▸ Instruction
How many lines of the data hold the word "شماره"? State the number and nothing else.

▸ Materials provided
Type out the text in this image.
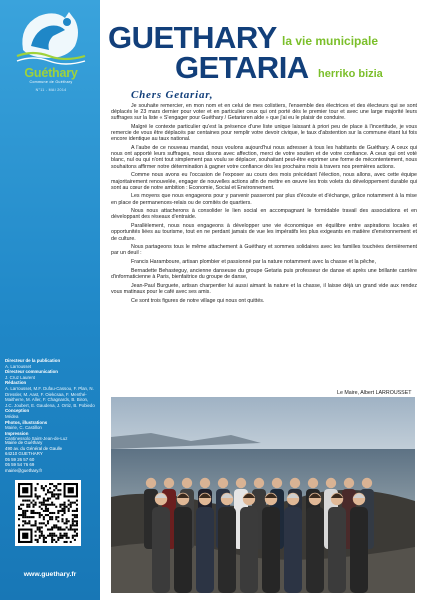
Guéthary
Commune de Guéthary
N°11 - MAI 2014
Directeur de la publication
A. Larrousset
Directeur communication
J. Cruz Laurent
Rédaction
A. Larrousset, M.F. Dufau-Cassou, F. Plan, N. Dressler, M. Aast, F. Oiekcsaa, F. Menthé-Maitherre, M. Aller, F. Chagnards, B. Biron, J.C. Joubert, E. Gaudena, J. Ortiz, B. Pobiedo
Conception
Médea
Photos, illustrations
Mairie, C. Castillon
Impression
Cantinessolo Saint-Jean-de-Luz
Mairie de Guéthary
490 av. du Général de Gaulle
64210 GUETHARY
05 59 26 57 60
05 59 54 76 69
mairie@guethary.fr
www.guethary.fr
GUETHARY la vie municipale
GETARIA herriko bizia
Chers Getariar,

Je souhaite remercier, en mon nom et en celui de mes colistiers, l'ensemble des électrices et des électeurs qui se sont déplacés le 23 mars dernier pour voter et en particulier ceux qui ont porté dès le premier tour et avec une large majorité leurs suffrages sur la liste « S'engager pour Guéthary / Getariaren alde » que j'ai eu le plaisir de conduire.

Malgré le contexte particulier qu'est la présence d'une liste unique laissant à priori peu de place à l'incertitude, je vous remercie de vous être déplacés par centaines pour remplir votre devoir civique, le taux d'abstention sur la commune étant lui fois encore identique au taux national.

A l'aube de ce nouveau mandat, nous voulons aujourd'hui nous adresser à tous les habitants de Guéthary. A ceux qui nous ont apporté leurs suffrages, nous disons avec affection, merci de votre soutien et de votre confiance. A ceux qui ont voté blanc, nul ou qui n'ont tout simplement pas voulu se déplacer, souhaitant peut-être exprimer une forme de mécontentement, nous souhaitons affirmer notre détermination à gagner votre confiance dès les prochains mois à travers nos premières actions.

Comme nous avons eu l'occasion de l'exposer au cours des mois précédant l'élection, nous allons, avec cette équipe majoritairement renouvelée, engager de nouvelles actions afin de mettre en œuvre les trois volets du développement durable qui sont au cœur de notre ambition : Economie, Social et Environnement.

Les moyens que nous engageons pour y parvenir passeront par plus d'écoute et d'échange, grâce notamment à la mise en place de permanences-relais ou de comités de quartiers.

Nous nous attacherons à consolider le lien social en accompagnant le formidable travail des associations et en développant des réseaux d'entraide.

Parallèlement, nous nous engageons à développer une vie économique en équilibre entre aspirations locales et opportunités liées au tourisme, tout en ne perdant jamais de vue les impératifs les plus exigeants en matière d'environnement et de culture.

Nous partageons tous le même attachement à Guéthary et sommes solidaires avec les familles touchées dernièrement par un deuil :

Francis Harambourе, artisan plombier et passionné par la nature notamment avec la chasse et la pêche,

Bernadette Behasteguy, ancienne danseuse du groupe Getaria puis professeur de danse et après une brillante carrière d'informaticienne à Paris, bienfaitrice du groupe de danse,

Jean-Paul Burguete, artisan charpentier lui aussi aimant la nature et la chasse, il laisse déjà un grand vide aux rendez vous matinaux pour le café avec ses amis.

Ce sont trois figures de notre village qui nous ont quittés.

Le Maire, Albert LARROUSSET
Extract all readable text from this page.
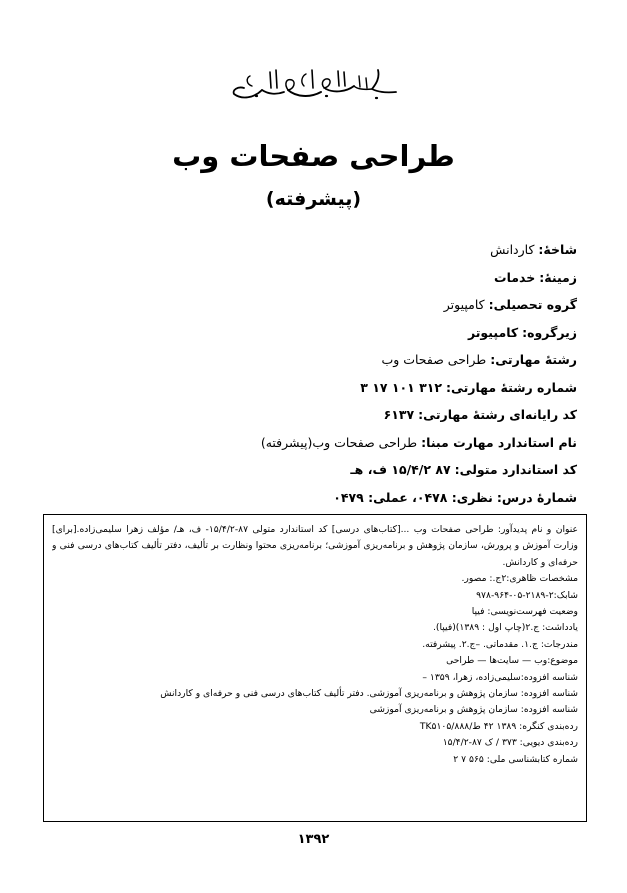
طراحی صفحات وب
(پیشرفته)
شاخهٔ: کاردانش
زمینهٔ: خدمات
گروه تحصیلی: کامپیوتر
زیرگروه: کامپیوتر
رشتهٔ مهارتی: طراحی صفحات وب
شماره رشتهٔ مهارتی: ۳۱۲ ۱۰۱ ۱۷ ۳
کد رایانه‌ای رشتهٔ مهارتی: ۶۱۳۷
نام استاندارد مهارت مبنا: طراحی صفحات وب(پیشرفته)
کد استاندارد متولی: ۸۷ ۱۵/۴/۲ ف، هـ
شمارهٔ درس: نظری: ۰۴۷۸، عملی: ۰۴۷۹
عنوان و نام پدیدآور: طراحی صفحات وب ...[کتاب‌های درسی] کد استاندارد متولی ۸۷-۱۵/۴/۲- ف، هـ/ مؤلف زهرا سلیمی‌زاده.[برای] وزارت آموزش و پرورش، سازمان پژوهش و برنامه‌ریزی آموزشی؛ برنامه‌ریزی محتوا ونظارت بر تألیف، دفتر تألیف کتاب‌های درسی فنی و حرفه‌ای و کاردانش.
مشخصات ظاهری:۲ج.: مصور.
شابک:۲-۲۱۸۹-۰۵-۹۶۴-۹۷۸
وضعیت فهرست‌نویسی: فیپا
یادداشت: ج.۲(چاپ اول : ۱۳۸۹)(فیپا).
مندرجات: ج.۱. مقدماتی. –ج.۲. پیشرفته.
موضوع:وب — سایت‌ها — طراحی
شناسه افزوده:سلیمی‌زاده، زهرا، ۱۳۵۹ –
شناسه افزوده: سازمان پژوهش و برنامه‌ریزی آموزشی. دفتر تألیف کتاب‌های درسی فنی و حرفه‌ای و کاردانش
شناسه افزوده: سازمان پژوهش و برنامه‌ریزی آموزشی
رده‌بندی کنگره: ۱۳۸۹ ۴۲ ط/TK۵۱۰۵/۸۸۸
رده‌بندی دیویی: ۳۷۳ / ک ۸۷-۱۵/۴/۲
شماره کتابشناسی ملی: ۵۶۵ ۷ ۲
۱۳۹۲
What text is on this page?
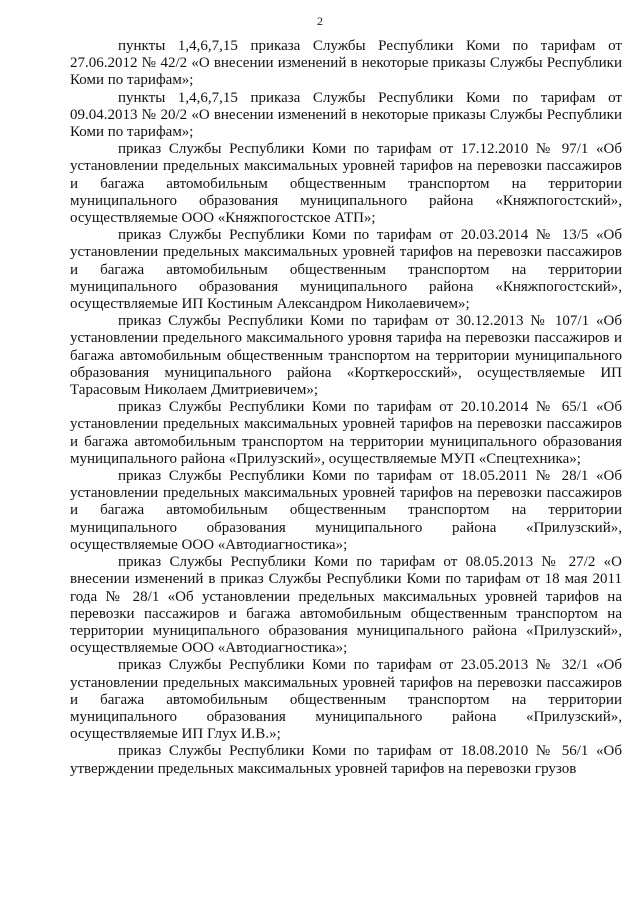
2

пункты 1,4,6,7,15 приказа Службы Республики Коми по тарифам от 27.06.2012 № 42/2 «О внесении изменений в некоторые приказы Службы Республики Коми по тарифам»;

пункты 1,4,6,7,15 приказа Службы Республики Коми по тарифам от 09.04.2013 № 20/2 «О внесении изменений в некоторые приказы Службы Республики Коми по тарифам»;

приказ Службы Республики Коми по тарифам от 17.12.2010 № 97/1 «Об установлении предельных максимальных уровней тарифов на перевозки пассажиров и багажа автомобильным общественным транспортом на территории муниципального образования муниципального района «Княжпогостский», осуществляемые ООО «Княжпогостское АТП»;

приказ Службы Республики Коми по тарифам от 20.03.2014 № 13/5 «Об установлении предельных максимальных уровней тарифов на перевозки пассажиров и багажа автомобильным общественным транспортом на территории муниципального образования муниципального района «Княжпогостский», осуществляемые ИП Костиным Александром Николаевичем»;

приказ Службы Республики Коми по тарифам от 30.12.2013 № 107/1 «Об установлении предельного максимального уровня тарифа на перевозки пассажиров и багажа автомобильным общественным транспортом на территории муниципального образования муниципального района «Корткеросский», осуществляемые ИП Тарасовым Николаем Дмитриевичем»;

приказ Службы Республики Коми по тарифам от 20.10.2014 № 65/1 «Об установлении предельных максимальных уровней тарифов на перевозки пассажиров и багажа автомобильным транспортом на территории муниципального образования муниципального района «Прилузский», осуществляемые МУП «Спецтехника»;

приказ Службы Республики Коми по тарифам от 18.05.2011 № 28/1 «Об установлении предельных максимальных уровней тарифов на перевозки пассажиров и багажа автомобильным общественным транспортом на территории муниципального образования муниципального района «Прилузский», осуществляемые ООО «Автодиагностика»;

приказ Службы Республики Коми по тарифам от 08.05.2013 № 27/2 «О внесении изменений в приказ Службы Республики Коми по тарифам от 18 мая 2011 года № 28/1 «Об установлении предельных максимальных уровней тарифов на перевозки пассажиров и багажа автомобильным общественным транспортом на территории муниципального образования муниципального района «Прилузский», осуществляемые ООО «Автодиагностика»;

приказ Службы Республики Коми по тарифам от 23.05.2013 № 32/1 «Об установлении предельных максимальных уровней тарифов на перевозки пассажиров и багажа автомобильным общественным транспортом на территории муниципального образования муниципального района «Прилузский», осуществляемые ИП Глух И.В.»;

приказ Службы Республики Коми по тарифам от 18.08.2010 № 56/1 «Об утверждении предельных максимальных уровней тарифов на перевозки грузов
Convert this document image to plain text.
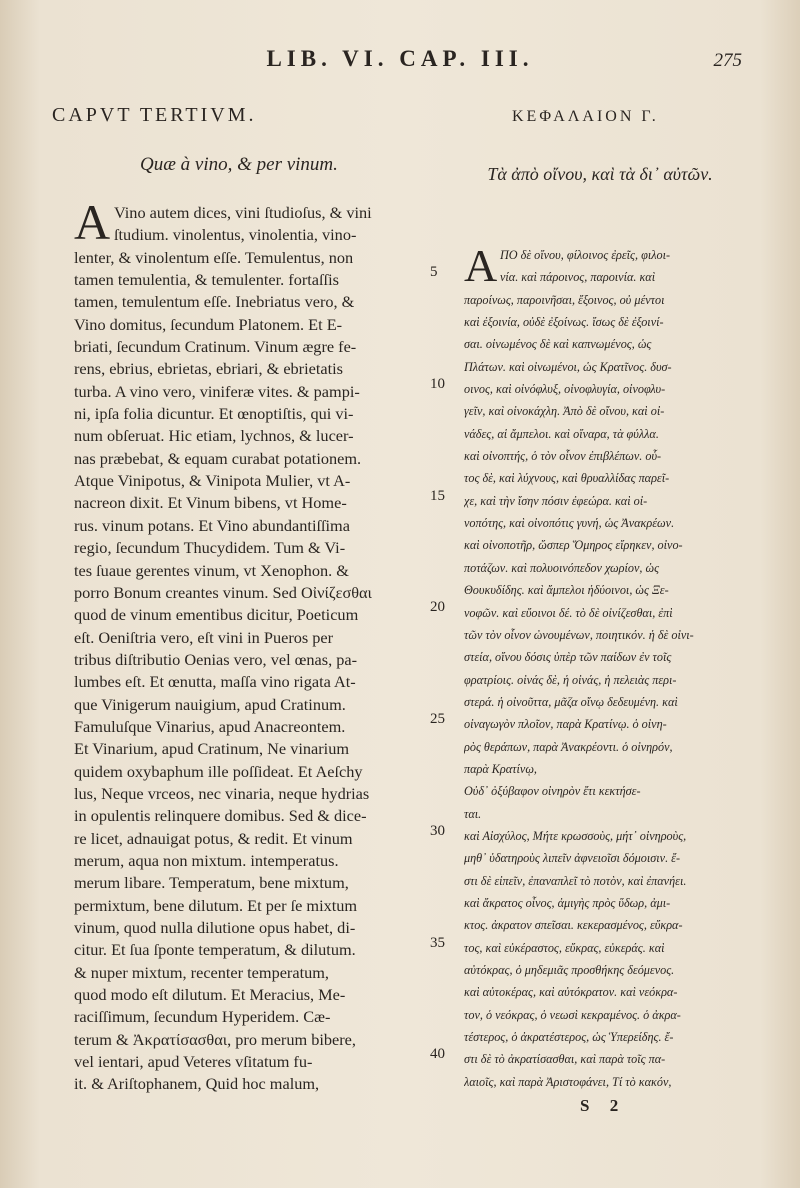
LIB. VI. CAP. III.	275
CAPVT TERTIVM.
Quæ à vino, & per vinum.
ΚΕΦΑΛΑΙΟΝ Γ.
Τὰ ἀπὸ οἴνου, καὶ τὰ δι᾽ αὐτῶν.
A Vino autem dices, vini ſtudioſus, & vini
ſtudium. vinolentus, vinolentia, vino-
lenter, & vinolentum eſſe. Temulentus, non
tamen temulentia, & temulenter. fortaſſis
tamen, temulentum eſſe. Inebriatus vero, &
Vino domitus, ſecundum Platonem. Et E-
briati, ſecundum Cratinum. Vinum ægre fe-
rens, ebrius, ebrietas, ebriari, & ebrietatis
turba. A vino vero, viniferæ vites. & pampi-
ni, ipſa folia dicuntur. Et œnoptiſtis, qui vi-
num obſeruat. Hic etiam, lychnos, & lucer-
nas præbebat, & equam curabat potationem.
Atque Vinipotus, & Vinipota Mulier, vt A-
nacreon dixit. Et Vinum bibens, vt Home-
rus. vinum potans. Et Vino abundantiſſima
regio, ſecundum Thucydidem. Tum & Vi-
tes ſuaue gerentes vinum, vt Xenophon. &
porro Bonum creantes vinum. Sed Οἰνίζεσθαι
quod de vinum ementibus dicitur, Poeticum
eſt. Oeniſtria vero, eſt vini in Pueros per
tribus diſtributio Oenias vero, vel œnas, pa-
lumbes eſt. Et œnutta, maſſa vino rigata At-
que Vinigerum nauigium, apud Cratinum.
Famuluſque Vinarius, apud Anacreontem.
Et Vinarium, apud Cratinum, Ne vinarium
quidem oxybaphum ille poſſideat. Et Aeſchy
lus, Neque vrceos, nec vinaria, neque hydrias
in opulentis relinquere domibus. Sed & dice-
re licet, adnauigat potus, & redit. Et vinum
merum, aqua non mixtum. intemperatus.
merum libare. Temperatum, bene mixtum,
permixtum, bene dilutum. Et per ſe mixtum
vinum, quod nulla dilutione opus habet, di-
citur. Et ſua ſponte temperatum, & dilutum.
& nuper mixtum, recenter temperatum,
quod modo eſt dilutum. Et Meracius, Me-
raciſſimum, ſecundum Hyperidem. Cæ-
terum & Ἀκρατίσασθαι, pro merum bibere,
vel ientari, apud Veteres vſitatum fu-
it. & Ariſtophanem, Quid hoc malum,
Α ΠΟ δὲ οἴνου, φίλοινος ἐρεῖς, φιλοι-
νία. καὶ πάροινος, παροινία. καὶ
παροίνως, παροινῆσαι, ἔξοινος, οὐ μέντοι
καὶ ἐξοινία, οὐδὲ ἐξοίνως. ἴσως δὲ ἐξοινί-
σαι. οἰνωμένος δὲ καὶ καπνωμένος, ὡς
Πλάτων. καὶ οἰνωμένοι, ὡς Κρατῖνος. δυσ-
οινος, καὶ οἰνόφλυξ, οἰνοφλυγία, οἰνοφλυ-
γεῖν, καὶ οἰνοκάχλη. Ἀπὸ δὲ οἴνου, καὶ οἰ-
νάδες, αἱ ἄμπελοι. καὶ οἴναρα, τὰ φύλλα.
καὶ οἰνοπτής, ὁ τὸν οἶνον ἐπιβλέπων. οὗ-
τος δὲ, καὶ λύχνους, καὶ θρυαλλίδας παρεῖ-
χε, καὶ τὴν ἴσην πόσιν ἐφεώρα. καὶ οἰ-
νοπότης, καὶ οἰνοπότις γυνή, ὡς Ἀνακρέων.
καὶ οἰνοποτῆρ, ὥσπερ Ὅμηρος εἴρηκεν, οἰνο-
ποτάζων. καὶ πολυοινόπεδον χωρίον, ὡς
Θουκυδίδης. καὶ ἄμπελοι ἡδύοινοι, ὡς Ξε-
νοφῶν. καὶ εὔοινοι δέ. τὸ δὲ οἰνίζεσθαι, ἐπὶ
τῶν τὸν οἶνον ὠνουμένων, ποιητικόν. ἡ δὲ οἰνι-
στεία, οἴνου δόσις ὑπὲρ τῶν παίδων ἐν τοῖς
φρατρίοις. οἰνάς δὲ, ἡ οἰνάς, ἡ πελειὰς περι-
στερά. ἡ οἰνοῦττα, μᾶζα οἴνῳ δεδευμένη. καὶ
οἰναγωγὸν πλοῖον, παρὰ Κρατίνῳ. ὁ οἰνη-
ρὸς θεράπων, παρὰ Ἀνακρέοντι. ὁ οἰνηρόν,
παρὰ Κρατίνῳ,
Οὐδ᾽ ὀξύβαφον οἰνηρὸν ἔτι κεκτήσε-
ται.
καὶ Αἰσχύλος, Μήτε κρωσσοὺς, μήτ᾽ οἰνηροὺς,
μηθ᾽ ὑδατηροὺς λιπεῖν ἀφνειοῖσι δόμοισιν. ἔ-
στι δὲ εἰπεῖν, ἐπαναπλεῖ τὸ ποτὸν, καὶ ἐπανήει.
καὶ ἄκρατος οἶνος, ἀμιγὴς πρὸς ὕδωρ, ἀμι-
κτος. ἀκρατον σπεῖσαι. κεκερασμένος, εὔκρα-
τος, καὶ εὐκέραστος, εὔκρας, εὐκεράς. καὶ
αὐτόκρας, ὁ μηδεμιᾶς προσθήκης δεόμενος.
καὶ αὐτοκέρας, καὶ αὐτόκρατον. καὶ νεόκρα-
τον, ὁ νεόκρας, ὁ νεωσὶ κεκραμένος. ὁ ἀκρα-
τέστερος, ὁ ἀκρατέστερος, ὡς Ὑπερείδης. ἔ-
στι δὲ τὸ ἀκρατίσασθαι, καὶ παρὰ τοῖς πα-
λαιοῖς, καὶ παρὰ Ἀριστοφάνει, Τί τὸ κακόν,
5
10
15
20
25
30
35
40
S 2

▸ Worked solution
3